▶ **Problem to work on**
Repeat the entries that follow verbatim, without any of their pictures.

--- begin Items ---

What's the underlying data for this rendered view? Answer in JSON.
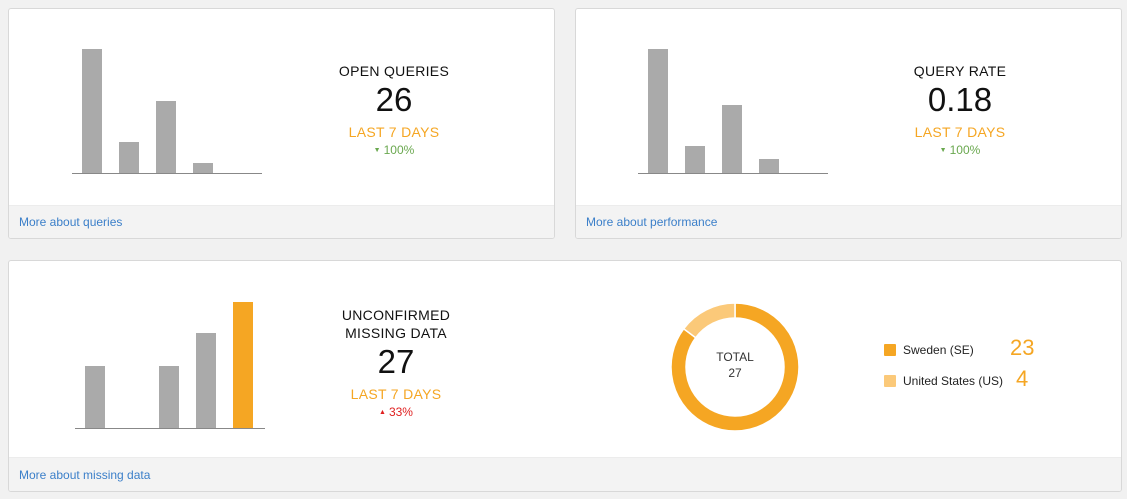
{
  "colors": {
    "bar_gray": "#aaaaaa",
    "accent": "#f5a623",
    "accent_light": "#fbc979",
    "positive": "#6aa84f",
    "negative": "#e02020",
    "link": "#3b7fc9"
  },
  "cards": [
    {
      "title": "OPEN QUERIES",
      "value": "26",
      "period": "LAST 7 DAYS",
      "change": "100%",
      "change_direction": "down",
      "link": "More about queries",
      "chart_values": [
        1.0,
        0.25,
        0.58,
        0.08
      ]
    },
    {
      "title": "QUERY RATE",
      "value": "0.18",
      "period": "LAST 7 DAYS",
      "change": "100%",
      "change_direction": "down",
      "link": "More about performance",
      "chart_values": [
        1.0,
        0.22,
        0.55,
        0.11
      ]
    },
    {
      "title_line1": "UNCONFIRMED",
      "title_line2": "MISSING DATA",
      "value": "27",
      "period": "LAST 7 DAYS",
      "change": "33%",
      "change_direction": "up",
      "link": "More about missing data",
      "chart_values": [
        0.49,
        0,
        0.49,
        0.75,
        1.0
      ],
      "highlight_index": 4
    }
  ],
  "donut": {
    "total_label": "TOTAL",
    "total_value": "27",
    "segments": [
      {
        "label": "Sweden (SE)",
        "value": 23,
        "value_text": "23"
      },
      {
        "label": "United States (US)",
        "value": 4,
        "value_text": "4"
      }
    ]
  },
  "icons": {
    "down_arrow": "triangle-down-icon",
    "up_arrow": "triangle-up-icon"
  }
}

--- end Items ---

▶ **Written solution**
What's the underlying data for this rendered view? Answer in JSON.
{
  "colors": {
    "bar_gray": "#aaaaaa",
    "accent": "#f5a623",
    "accent_light": "#fbc979",
    "positive": "#6aa84f",
    "negative": "#e02020",
    "link": "#3b7fc9"
  },
  "cards": [
    {
      "title": "OPEN QUERIES",
      "value": "26",
      "period": "LAST 7 DAYS",
      "change": "100%",
      "change_direction": "down",
      "link": "More about queries",
      "chart_values": [
        1.0,
        0.25,
        0.58,
        0.08
      ]
    },
    {
      "title": "QUERY RATE",
      "value": "0.18",
      "period": "LAST 7 DAYS",
      "change": "100%",
      "change_direction": "down",
      "link": "More about performance",
      "chart_values": [
        1.0,
        0.22,
        0.55,
        0.11
      ]
    },
    {
      "title_line1": "UNCONFIRMED",
      "title_line2": "MISSING DATA",
      "value": "27",
      "period": "LAST 7 DAYS",
      "change": "33%",
      "change_direction": "up",
      "link": "More about missing data",
      "chart_values": [
        0.49,
        0,
        0.49,
        0.75,
        1.0
      ],
      "highlight_index": 4
    }
  ],
  "donut": {
    "total_label": "TOTAL",
    "total_value": "27",
    "segments": [
      {
        "label": "Sweden (SE)",
        "value": 23,
        "value_text": "23"
      },
      {
        "label": "United States (US)",
        "value": 4,
        "value_text": "4"
      }
    ]
  },
  "icons": {
    "down_arrow": "triangle-down-icon",
    "up_arrow": "triangle-up-icon"
  }
}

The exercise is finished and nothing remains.